**TASK INSTRUCTIONS**
Which lines below hold the word "object"? Report each one.

**RECORDS PROVIDED**
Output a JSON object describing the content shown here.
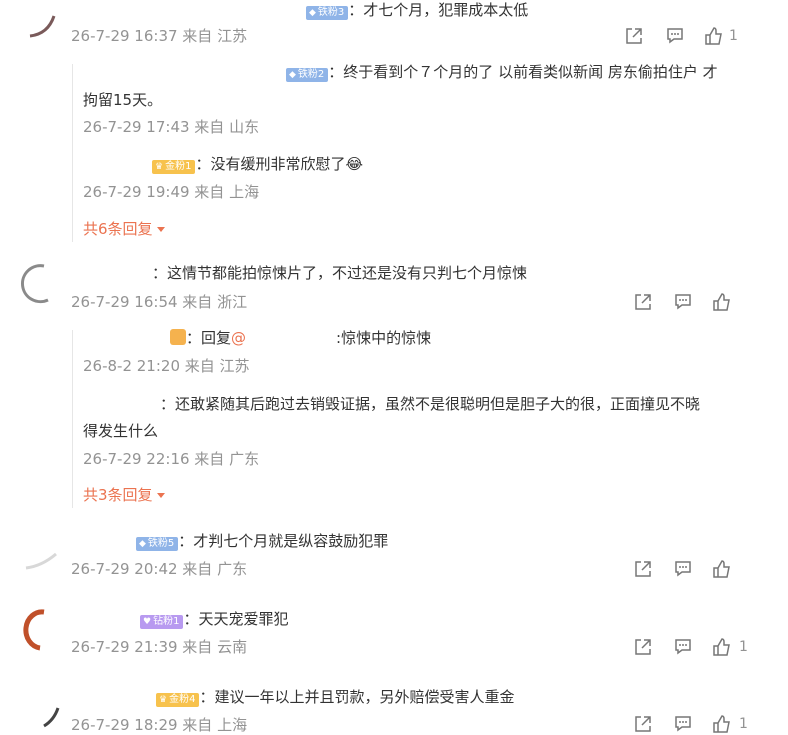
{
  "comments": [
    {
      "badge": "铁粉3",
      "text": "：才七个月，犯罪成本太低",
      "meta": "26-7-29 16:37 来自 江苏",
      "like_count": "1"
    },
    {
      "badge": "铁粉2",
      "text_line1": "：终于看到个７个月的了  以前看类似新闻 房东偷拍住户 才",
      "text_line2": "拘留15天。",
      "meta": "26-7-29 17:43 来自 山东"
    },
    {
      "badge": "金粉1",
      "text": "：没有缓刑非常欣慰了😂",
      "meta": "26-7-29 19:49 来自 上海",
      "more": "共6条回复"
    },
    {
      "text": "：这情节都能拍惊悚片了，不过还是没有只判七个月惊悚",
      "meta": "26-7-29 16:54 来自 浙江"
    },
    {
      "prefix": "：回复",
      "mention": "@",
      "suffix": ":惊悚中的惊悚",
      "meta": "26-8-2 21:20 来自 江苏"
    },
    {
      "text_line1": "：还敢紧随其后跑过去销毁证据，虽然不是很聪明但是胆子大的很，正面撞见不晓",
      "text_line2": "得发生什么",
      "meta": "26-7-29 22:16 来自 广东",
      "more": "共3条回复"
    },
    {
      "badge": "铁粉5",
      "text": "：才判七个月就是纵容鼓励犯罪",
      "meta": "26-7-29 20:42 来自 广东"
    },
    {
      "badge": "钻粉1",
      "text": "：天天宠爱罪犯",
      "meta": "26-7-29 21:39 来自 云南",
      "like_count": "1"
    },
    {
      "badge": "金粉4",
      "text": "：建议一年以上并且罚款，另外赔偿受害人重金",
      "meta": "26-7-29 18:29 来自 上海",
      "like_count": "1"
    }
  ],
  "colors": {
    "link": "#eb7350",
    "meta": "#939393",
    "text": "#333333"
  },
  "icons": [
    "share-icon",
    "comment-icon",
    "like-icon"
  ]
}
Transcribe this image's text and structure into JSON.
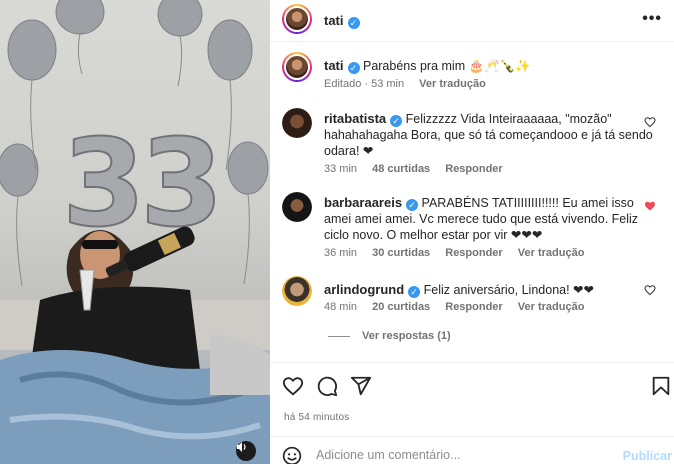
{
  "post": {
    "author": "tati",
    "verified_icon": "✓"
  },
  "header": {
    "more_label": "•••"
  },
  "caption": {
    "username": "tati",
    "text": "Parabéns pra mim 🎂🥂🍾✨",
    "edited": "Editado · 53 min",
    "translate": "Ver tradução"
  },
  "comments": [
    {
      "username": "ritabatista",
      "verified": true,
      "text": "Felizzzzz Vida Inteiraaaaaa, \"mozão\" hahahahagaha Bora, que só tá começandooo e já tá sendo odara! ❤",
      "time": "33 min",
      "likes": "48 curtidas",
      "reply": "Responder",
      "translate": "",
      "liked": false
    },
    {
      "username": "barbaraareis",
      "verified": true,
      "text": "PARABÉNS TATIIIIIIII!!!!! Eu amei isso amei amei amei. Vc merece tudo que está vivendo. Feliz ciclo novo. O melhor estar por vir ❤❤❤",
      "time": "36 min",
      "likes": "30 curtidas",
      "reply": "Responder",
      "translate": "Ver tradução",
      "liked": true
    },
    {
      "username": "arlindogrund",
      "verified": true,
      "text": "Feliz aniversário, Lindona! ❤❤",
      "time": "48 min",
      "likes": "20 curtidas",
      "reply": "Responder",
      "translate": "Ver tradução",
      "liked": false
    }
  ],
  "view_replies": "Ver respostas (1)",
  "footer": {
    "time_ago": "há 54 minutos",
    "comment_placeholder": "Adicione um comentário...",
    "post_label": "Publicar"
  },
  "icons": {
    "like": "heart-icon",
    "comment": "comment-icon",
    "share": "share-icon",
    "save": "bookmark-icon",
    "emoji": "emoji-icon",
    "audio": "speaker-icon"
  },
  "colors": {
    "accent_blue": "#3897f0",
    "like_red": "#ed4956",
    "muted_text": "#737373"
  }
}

...

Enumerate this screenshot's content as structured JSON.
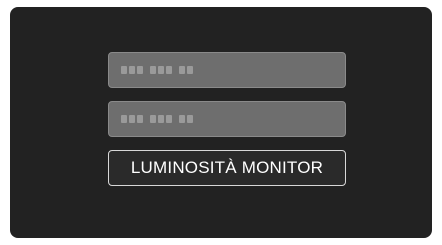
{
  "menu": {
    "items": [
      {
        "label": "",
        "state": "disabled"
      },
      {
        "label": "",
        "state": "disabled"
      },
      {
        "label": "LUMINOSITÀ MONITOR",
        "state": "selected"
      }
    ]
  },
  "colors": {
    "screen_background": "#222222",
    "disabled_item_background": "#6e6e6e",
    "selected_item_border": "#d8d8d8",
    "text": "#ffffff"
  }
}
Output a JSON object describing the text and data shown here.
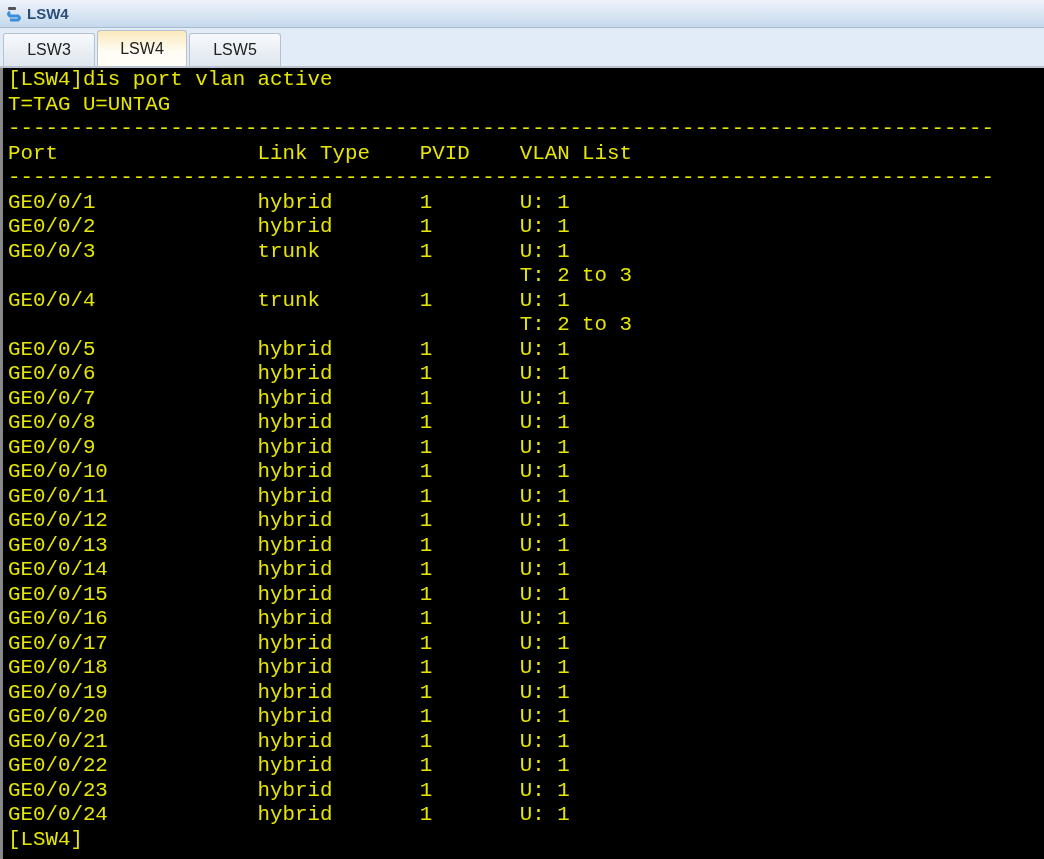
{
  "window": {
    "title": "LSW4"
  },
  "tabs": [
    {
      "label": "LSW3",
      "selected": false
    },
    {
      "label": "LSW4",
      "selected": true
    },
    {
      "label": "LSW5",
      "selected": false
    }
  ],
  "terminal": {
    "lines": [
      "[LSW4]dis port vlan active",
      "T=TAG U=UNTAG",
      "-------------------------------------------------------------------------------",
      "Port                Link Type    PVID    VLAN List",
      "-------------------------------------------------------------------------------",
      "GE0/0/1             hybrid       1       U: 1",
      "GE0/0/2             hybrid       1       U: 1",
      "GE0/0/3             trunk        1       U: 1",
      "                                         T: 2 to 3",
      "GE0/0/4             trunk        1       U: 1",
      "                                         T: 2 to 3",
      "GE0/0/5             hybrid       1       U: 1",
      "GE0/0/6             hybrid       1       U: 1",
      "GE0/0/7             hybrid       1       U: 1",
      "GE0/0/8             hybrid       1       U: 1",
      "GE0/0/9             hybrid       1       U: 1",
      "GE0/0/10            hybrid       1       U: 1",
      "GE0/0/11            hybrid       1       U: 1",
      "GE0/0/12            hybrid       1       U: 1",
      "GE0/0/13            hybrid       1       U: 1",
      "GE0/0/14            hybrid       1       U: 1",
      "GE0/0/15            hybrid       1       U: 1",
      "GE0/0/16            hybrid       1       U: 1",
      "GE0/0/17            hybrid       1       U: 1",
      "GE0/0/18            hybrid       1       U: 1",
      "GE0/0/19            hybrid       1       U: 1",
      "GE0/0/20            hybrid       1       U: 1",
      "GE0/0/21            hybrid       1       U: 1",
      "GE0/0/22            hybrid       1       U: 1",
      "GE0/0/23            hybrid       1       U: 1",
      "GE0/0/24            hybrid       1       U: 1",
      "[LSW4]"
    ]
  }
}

**REPLY**
Output a JSON object describing the content shown here.
Output a JSON object describing the text and data shown here.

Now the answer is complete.